Page extract ->

Lugumanov [45] has used a DPDP model to characterize fluid flow in fractured reservoirs. A fine grid hydrodynamic model was constructed to calculate the effective permeability. A multiplier was selected to simplify the process and obtain the effective permeability of the fractured medium. The multiplier was expressed as:

Kef=ψ+kΦf−ψKf (1)

where   Kef is the effective permeability of the fractured medium, ψ is the clearance of the fractured medium in a given direction, Φf   is the porosity of the fractured medium, Kf is the permeability of the fractured medium, and k is the variable parameter that makes the multiplier closer to the porosity (value closer to 1) or the clearance (value closer to 0). This study assumed that the size of the inhomogeneities was much larger than the molecular kinetic dimensions. Also, the size of the inhomogeneities was much smaller than the distances at which the macroscopic parameters change significantly. Under the standard conditions (at the surface), gas’s solubility is assumed to be zero. Sensitivity analysis in numerical simulation indicated that the fractured reservoir’s effective permeability is a function of the pore medium’s absolute permeability.

Rueda Cordero et al. [111] stated that to appropriately characterize fluid flow in fractured reservoirs, integrating more than one numerical method became indispensable for planning new field development strategies and understanding the physical processes of fluid flow in NFRs. Besides, hybrid fluid flow modeling, such as integrating DFNM and dual continuum methods, is a reliable technique that provides accurate and realistic results. Lee et al. [179] have explicitly modeled long length fractures as 2D planes crossing multiple grid blocks. The calculation of transport parameters between fracture systems and discretized matrix blocks in this study was done systematically. Li et al. [129] have developed the technique proposed by Lee et al. [179] to circumvent all challenges involved with fracture object gridding. They introduced a different distinct model to simulate the flow of hydrocarbon in fractured reservoirs. To represent the matrix blocks, they used a conventional structured grid. They computed the intersection of fracture objects with the matrix blocks to introduce additional volumes of fracture control. The three main assumptions associated with these models are; perpendicular linear variation of pressure in the direction to each fracture, zero capillary pressure, and linear relative-permeability curves. DFNMs are found to be accurate as well as insensitive to grid orientation. Furthermore, the results were consistent and in good agreement with complex fracture patterns. In contrast, the conventional dual-permeability model indicated less satisfactory results; nonetheless, it showed a reasonable accuracy to model the flow behavior of a moderate fractured system.

Objective 1 ->
Answer from the passage on fluid flow modeling in fractured reservoirs:
(a) In the multiplier used by Lugumanov, a value of k closer to 1 brings the multiplier closer to which quantity?
(b) What kind of grid did Li et al. use to represent the matrix blocks?
(c) What are the three main assumptions associated with the models of Li et al.?

Supplied information ->
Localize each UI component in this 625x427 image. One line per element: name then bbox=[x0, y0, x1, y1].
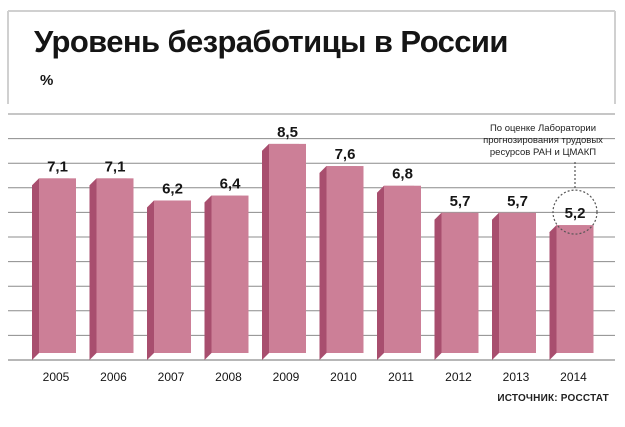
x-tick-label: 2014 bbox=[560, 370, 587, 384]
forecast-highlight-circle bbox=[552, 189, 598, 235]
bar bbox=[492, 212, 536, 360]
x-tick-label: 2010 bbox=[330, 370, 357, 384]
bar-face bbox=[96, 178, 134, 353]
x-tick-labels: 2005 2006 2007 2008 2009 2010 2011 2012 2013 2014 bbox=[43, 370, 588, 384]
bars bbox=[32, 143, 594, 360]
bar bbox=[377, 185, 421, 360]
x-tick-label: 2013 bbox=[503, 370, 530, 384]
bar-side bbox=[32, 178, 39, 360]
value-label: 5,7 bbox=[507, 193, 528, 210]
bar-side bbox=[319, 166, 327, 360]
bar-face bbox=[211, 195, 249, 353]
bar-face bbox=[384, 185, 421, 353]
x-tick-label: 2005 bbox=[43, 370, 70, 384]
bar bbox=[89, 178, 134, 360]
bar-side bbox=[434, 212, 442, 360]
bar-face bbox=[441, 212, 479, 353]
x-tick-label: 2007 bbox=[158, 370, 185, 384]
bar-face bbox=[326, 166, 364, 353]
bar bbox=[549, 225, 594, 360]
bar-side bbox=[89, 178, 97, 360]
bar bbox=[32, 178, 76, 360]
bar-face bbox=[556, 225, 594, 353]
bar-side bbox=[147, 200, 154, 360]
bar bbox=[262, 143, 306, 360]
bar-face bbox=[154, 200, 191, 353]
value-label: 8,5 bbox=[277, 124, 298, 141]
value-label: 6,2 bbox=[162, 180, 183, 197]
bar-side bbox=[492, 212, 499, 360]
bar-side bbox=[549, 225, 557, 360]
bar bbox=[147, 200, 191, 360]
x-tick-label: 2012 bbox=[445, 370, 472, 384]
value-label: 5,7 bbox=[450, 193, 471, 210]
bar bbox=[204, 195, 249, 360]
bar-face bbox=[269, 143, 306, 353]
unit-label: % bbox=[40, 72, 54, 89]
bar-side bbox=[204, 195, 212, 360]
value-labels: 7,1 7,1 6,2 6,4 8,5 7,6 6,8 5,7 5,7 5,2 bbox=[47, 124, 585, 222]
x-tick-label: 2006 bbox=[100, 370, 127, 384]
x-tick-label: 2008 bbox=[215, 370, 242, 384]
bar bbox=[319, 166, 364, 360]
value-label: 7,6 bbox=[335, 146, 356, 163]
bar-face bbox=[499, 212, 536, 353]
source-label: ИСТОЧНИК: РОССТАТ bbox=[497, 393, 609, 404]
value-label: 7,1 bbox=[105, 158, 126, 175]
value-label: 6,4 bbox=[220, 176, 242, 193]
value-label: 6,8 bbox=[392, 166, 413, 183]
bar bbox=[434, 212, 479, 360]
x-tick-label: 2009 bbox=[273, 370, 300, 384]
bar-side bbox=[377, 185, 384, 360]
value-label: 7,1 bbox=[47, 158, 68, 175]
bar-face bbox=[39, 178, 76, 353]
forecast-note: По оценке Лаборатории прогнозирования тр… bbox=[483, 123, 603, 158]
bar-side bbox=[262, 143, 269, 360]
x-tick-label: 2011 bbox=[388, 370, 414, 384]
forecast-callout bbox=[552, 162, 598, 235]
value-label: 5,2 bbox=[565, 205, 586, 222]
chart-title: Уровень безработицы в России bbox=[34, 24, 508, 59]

Objective 2 -> In the records, take the part that opens with the line containing "x-tick-label: 2014 bbox=[560, 370, 587, 384]" and closes with the line containing "bar-face bbox=[499, 212, 536, 353]", and give it again with every "bar-side" changed to "bar-edge" and nothing else altered.

Task solution 1 ->
(a) The porosity.
(b) A conventional structured grid.
(c) Perpendicular linear variation of pressure in the direction to each fracture, zero capillary pressure, and linear relative-permeability curves.

Task solution 2 ->
x-tick-label: 2014 bbox=[560, 370, 587, 384]
forecast-highlight-circle bbox=[552, 189, 598, 235]
bar bbox=[492, 212, 536, 360]
x-tick-label: 2010 bbox=[330, 370, 357, 384]
bar-face bbox=[96, 178, 134, 353]
x-tick-labels: 2005 2006 2007 2008 2009 2010 2011 2012 2013 2014 bbox=[43, 370, 588, 384]
bars bbox=[32, 143, 594, 360]
bar bbox=[377, 185, 421, 360]
x-tick-label: 2013 bbox=[503, 370, 530, 384]
bar-edge bbox=[32, 178, 39, 360]
value-label: 5,7 bbox=[507, 193, 528, 210]
bar-edge bbox=[319, 166, 327, 360]
bar-face bbox=[211, 195, 249, 353]
bar-face bbox=[384, 185, 421, 353]
x-tick-label: 2005 bbox=[43, 370, 70, 384]
bar bbox=[89, 178, 134, 360]
bar-edge bbox=[434, 212, 442, 360]
bar-face bbox=[441, 212, 479, 353]
x-tick-label: 2007 bbox=[158, 370, 185, 384]
bar-face bbox=[326, 166, 364, 353]
bar bbox=[549, 225, 594, 360]
bar-edge bbox=[89, 178, 97, 360]
bar bbox=[32, 178, 76, 360]
bar-face bbox=[556, 225, 594, 353]
bar-edge bbox=[147, 200, 154, 360]
bar bbox=[262, 143, 306, 360]
bar-face bbox=[154, 200, 191, 353]
value-label: 8,5 bbox=[277, 124, 298, 141]
value-label: 6,2 bbox=[162, 180, 183, 197]
bar-edge bbox=[492, 212, 499, 360]
bar-edge bbox=[549, 225, 557, 360]
bar bbox=[147, 200, 191, 360]
x-tick-label: 2012 bbox=[445, 370, 472, 384]
value-label: 5,7 bbox=[450, 193, 471, 210]
bar bbox=[204, 195, 249, 360]
bar-face bbox=[269, 143, 306, 353]
unit-label: % bbox=[40, 72, 54, 89]
bar-edge bbox=[204, 195, 212, 360]
value-labels: 7,1 7,1 6,2 6,4 8,5 7,6 6,8 5,7 5,7 5,2 bbox=[47, 124, 585, 222]
x-tick-label: 2006 bbox=[100, 370, 127, 384]
x-tick-label: 2008 bbox=[215, 370, 242, 384]
bar bbox=[319, 166, 364, 360]
value-label: 7,6 bbox=[335, 146, 356, 163]
bar-face bbox=[499, 212, 536, 353]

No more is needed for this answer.